Data provided:
---+---
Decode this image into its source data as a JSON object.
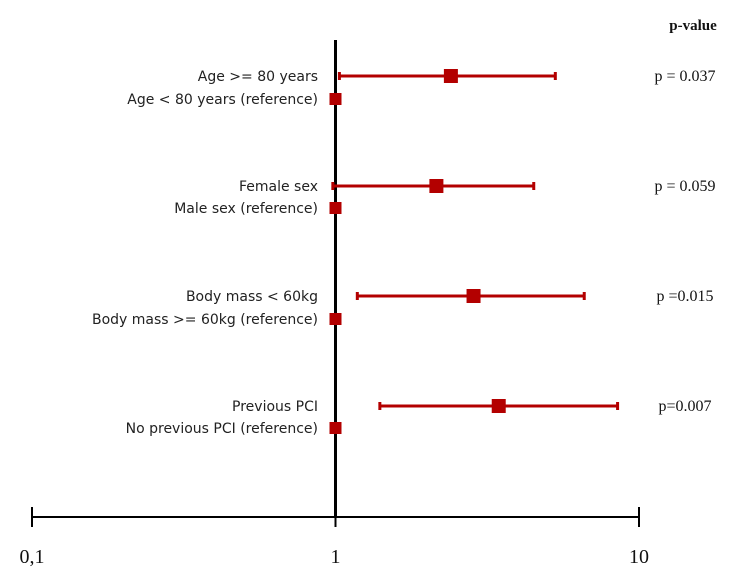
{
  "chart_data": {
    "type": "forest",
    "title": "",
    "pvalue_header": "p-value",
    "x_scale": "log",
    "xlim": [
      0.1,
      10
    ],
    "x_ticks": [
      {
        "value": 0.1,
        "label": "0,1"
      },
      {
        "value": 1,
        "label": "1"
      },
      {
        "value": 10,
        "label": "10"
      }
    ],
    "reference_line": 1,
    "colors": {
      "marker": "#b30000",
      "axis": "#000000"
    },
    "rows": [
      {
        "label": "Age >= 80 years",
        "estimate": 2.4,
        "ci_low": 1.03,
        "ci_high": 5.3,
        "p_value": "p = 0.037"
      },
      {
        "label": "Age < 80 years (reference)",
        "estimate": 1,
        "is_reference": true
      },
      {
        "label": "Female sex",
        "estimate": 2.15,
        "ci_low": 0.98,
        "ci_high": 4.5,
        "p_value": "p = 0.059"
      },
      {
        "label": "Male sex (reference)",
        "estimate": 1,
        "is_reference": true
      },
      {
        "label": "Body mass < 60kg",
        "estimate": 2.85,
        "ci_low": 1.18,
        "ci_high": 6.6,
        "p_value": "p =0.015"
      },
      {
        "label": "Body mass >=  60kg (reference)",
        "estimate": 1,
        "is_reference": true
      },
      {
        "label": "Previous PCI",
        "estimate": 3.45,
        "ci_low": 1.4,
        "ci_high": 8.5,
        "p_value": "p=0.007"
      },
      {
        "label": "No previous PCI (reference)",
        "estimate": 1,
        "is_reference": true
      }
    ]
  }
}
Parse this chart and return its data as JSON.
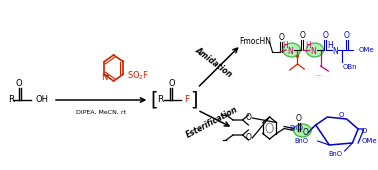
{
  "bg_color": "#ffffff",
  "fig_width": 3.78,
  "fig_height": 1.7,
  "dpi": 100,
  "rc": "#cc2200",
  "bc": "#0000cc",
  "gc": "#44cc44",
  "pink": "#cc0077",
  "red2": "#cc0000",
  "black": "#000000",
  "dipea": "DIPEA, MeCN, rt",
  "amidation": "Amidation",
  "esterification": "Esterification",
  "fmochн": "FmocHN",
  "ome": "OMe",
  "obn": "OBn",
  "bno1": "BnO",
  "bno2": "BnO",
  "bno3": "BnO"
}
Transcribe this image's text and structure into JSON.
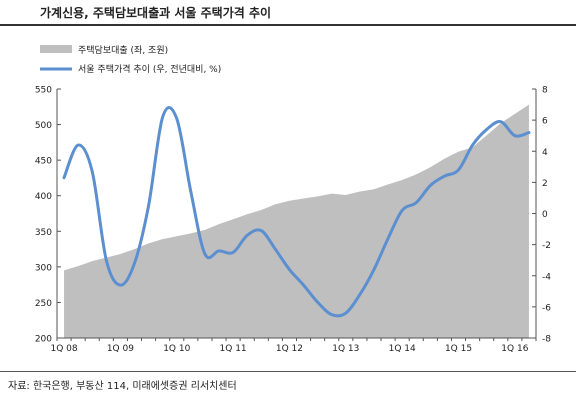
{
  "title": "가계신용, 주택담보대출과 서울 주택가격 추이",
  "source": "자료: 한국은행, 부동산 114, 미래에셋증권 리서치센터",
  "chart_data": {
    "type": "area",
    "x": [
      "1Q 08",
      "2Q 08",
      "3Q 08",
      "4Q 08",
      "1Q 09",
      "2Q 09",
      "3Q 09",
      "4Q 09",
      "1Q 10",
      "2Q 10",
      "3Q 10",
      "4Q 10",
      "1Q 11",
      "2Q 11",
      "3Q 11",
      "4Q 11",
      "1Q 12",
      "2Q 12",
      "3Q 12",
      "4Q 12",
      "1Q 13",
      "2Q 13",
      "3Q 13",
      "4Q 13",
      "1Q 14",
      "2Q 14",
      "3Q 14",
      "4Q 14",
      "1Q 15",
      "2Q 15",
      "3Q 15",
      "4Q 15",
      "1Q 16",
      "2Q 16"
    ],
    "x_tick_labels": [
      "1Q 08",
      "1Q 09",
      "1Q 10",
      "1Q 11",
      "1Q 12",
      "1Q 13",
      "1Q 14",
      "1Q 15",
      "1Q 16"
    ],
    "y_left_ticks": [
      200,
      250,
      300,
      350,
      400,
      450,
      500,
      550
    ],
    "y_right_ticks": [
      -8,
      -6,
      -4,
      -2,
      0,
      2,
      4,
      6,
      8
    ],
    "ylim_left": [
      200,
      550
    ],
    "ylim_right": [
      -8,
      8
    ],
    "series": [
      {
        "name": "주택담보대출 (좌, 조원)",
        "type": "area",
        "axis": "left",
        "color": "#bfbfbf",
        "values": [
          295,
          301,
          308,
          313,
          318,
          325,
          333,
          339,
          343,
          347,
          352,
          360,
          367,
          374,
          380,
          388,
          393,
          396,
          399,
          403,
          401,
          406,
          409,
          416,
          422,
          430,
          440,
          452,
          462,
          468,
          485,
          502,
          515,
          528
        ]
      },
      {
        "name": "서울 주택가격 추이 (우, 전년대비, %)",
        "type": "line",
        "axis": "right",
        "color": "#5b8fd0",
        "values": [
          2.3,
          4.4,
          2.7,
          -3.0,
          -4.6,
          -3.2,
          0.5,
          6.2,
          6.1,
          1.4,
          -2.6,
          -2.4,
          -2.5,
          -1.4,
          -1.1,
          -2.3,
          -3.6,
          -4.6,
          -5.7,
          -6.5,
          -6.4,
          -5.2,
          -3.6,
          -1.6,
          0.2,
          0.7,
          1.8,
          2.4,
          2.8,
          4.4,
          5.4,
          5.9,
          5.0,
          5.2
        ]
      }
    ],
    "legend_position": "top-left",
    "grid": false
  }
}
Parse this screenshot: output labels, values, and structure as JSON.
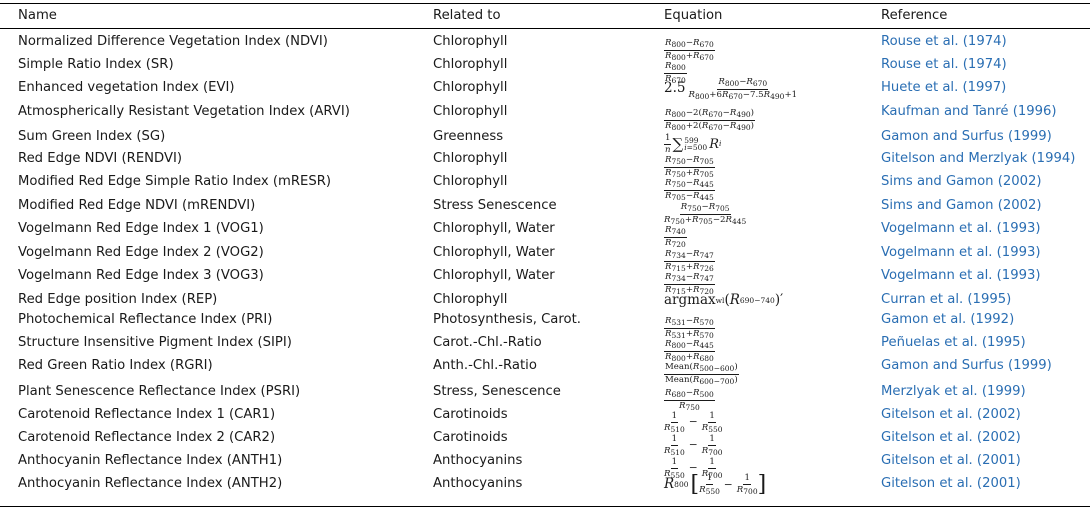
{
  "header": {
    "name": "Name",
    "related": "Related to",
    "equation": "Equation",
    "reference": "Reference"
  },
  "rows": [
    {
      "name": "Normalized Difference Vegetation Index (NDVI)",
      "related": "Chlorophyll",
      "equation": {
        "num": "R800−R670",
        "den": "R800+R670"
      },
      "reference": "Rouse et al. (1974)"
    },
    {
      "name": "Simple Ratio Index (SR)",
      "related": "Chlorophyll",
      "equation": {
        "num": "R800",
        "den": "R670"
      },
      "reference": "Rouse et al. (1974)"
    },
    {
      "name": "Enhanced vegetation Index (EVI)",
      "related": "Chlorophyll",
      "equation": {
        "prefix": "2.5",
        "num": "R800−R670",
        "den": "R800+6R670−7.5R490+1"
      },
      "reference": "Huete et al. (1997)"
    },
    {
      "name": "Atmospherically Resistant Vegetation Index (ARVI)",
      "related": "Chlorophyll",
      "equation": {
        "num": "R800−2(R670−R490)",
        "den": "R800+2(R670−R490)"
      },
      "reference": "Kaufman and Tanré (1996)"
    },
    {
      "name": "Sum Green Index (SG)",
      "related": "Greenness",
      "equation": {
        "text": "1/n ∑ i=500..599 Ri"
      },
      "reference": "Gamon and Surfus (1999)"
    },
    {
      "name": "Red Edge NDVI (RENDVI)",
      "related": "Chlorophyll",
      "equation": {
        "num": "R750−R705",
        "den": "R750+R705"
      },
      "reference": "Gitelson and Merzlyak (1994)"
    },
    {
      "name": "Modified Red Edge Simple Ratio Index (mRESR)",
      "related": "Chlorophyll",
      "equation": {
        "num": "R750−R445",
        "den": "R705−R445"
      },
      "reference": "Sims and Gamon (2002)"
    },
    {
      "name": "Modified Red Edge NDVI (mRENDVI)",
      "related": "Stress Senescence",
      "equation": {
        "num": "R750−R705",
        "den": "R750+R705−2R445"
      },
      "reference": "Sims and Gamon (2002)"
    },
    {
      "name": "Vogelmann Red Edge Index 1 (VOG1)",
      "related": "Chlorophyll, Water",
      "equation": {
        "num": "R740",
        "den": "R720"
      },
      "reference": "Vogelmann et al. (1993)"
    },
    {
      "name": "Vogelmann Red Edge Index 2 (VOG2)",
      "related": "Chlorophyll, Water",
      "equation": {
        "num": "R734−R747",
        "den": "R715+R726"
      },
      "reference": "Vogelmann et al. (1993)"
    },
    {
      "name": "Vogelmann Red Edge Index 3 (VOG3)",
      "related": "Chlorophyll, Water",
      "equation": {
        "num": "R734−R747",
        "den": "R715+R720"
      },
      "reference": "Vogelmann et al. (1993)"
    },
    {
      "name": "Red Edge position Index (REP)",
      "related": "Chlorophyll",
      "equation": {
        "text": "argmaxwl(R690−740)′"
      },
      "reference": "Curran et al. (1995)"
    },
    {
      "name": "Photochemical Reflectance Index (PRI)",
      "related": "Photosynthesis, Carot.",
      "equation": {
        "num": "R531−R570",
        "den": "R531+R570"
      },
      "reference": "Gamon et al. (1992)"
    },
    {
      "name": "Structure Insensitive Pigment Index (SIPI)",
      "related": "Carot.-Chl.-Ratio",
      "equation": {
        "num": "R800−R445",
        "den": "R800+R680"
      },
      "reference": "Peñuelas et al. (1995)"
    },
    {
      "name": "Red Green Ratio Index (RGRI)",
      "related": "Anth.-Chl.-Ratio",
      "equation": {
        "num": "Mean(R500−600)",
        "den": "Mean(R600−700)"
      },
      "reference": "Gamon and Surfus (1999)"
    },
    {
      "name": "Plant Senescence Reflectance Index (PSRI)",
      "related": "Stress, Senescence",
      "equation": {
        "num": "R680−R500",
        "den": "R750"
      },
      "reference": "Merzlyak et al. (1999)"
    },
    {
      "name": "Carotenoid Reflectance Index 1 (CAR1)",
      "related": "Carotinoids",
      "equation": {
        "text": "1/R510 − 1/R550"
      },
      "reference": "Gitelson et al. (2002)"
    },
    {
      "name": "Carotenoid Reflectance Index 2 (CAR2)",
      "related": "Carotinoids",
      "equation": {
        "text": "1/R510 − 1/R700"
      },
      "reference": "Gitelson et al. (2002)"
    },
    {
      "name": "Anthocyanin Reflectance Index (ANTH1)",
      "related": "Anthocyanins",
      "equation": {
        "text": "1/R550 − 1/R700"
      },
      "reference": "Gitelson et al. (2001)"
    },
    {
      "name": "Anthocyanin Reflectance Index (ANTH2)",
      "related": "Anthocyanins",
      "equation": {
        "text": "R800 [1/R550 − 1/R700]"
      },
      "reference": "Gitelson et al. (2001)"
    }
  ],
  "colors": {
    "reference_link": "#2a6eb3",
    "rule": "#000000"
  }
}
---+---
Objective: Look for "into" and pull out every line that has it.

Task result:
Decode this image into its source data as a JSON object.
Transcribe this image's text and structure into JSON.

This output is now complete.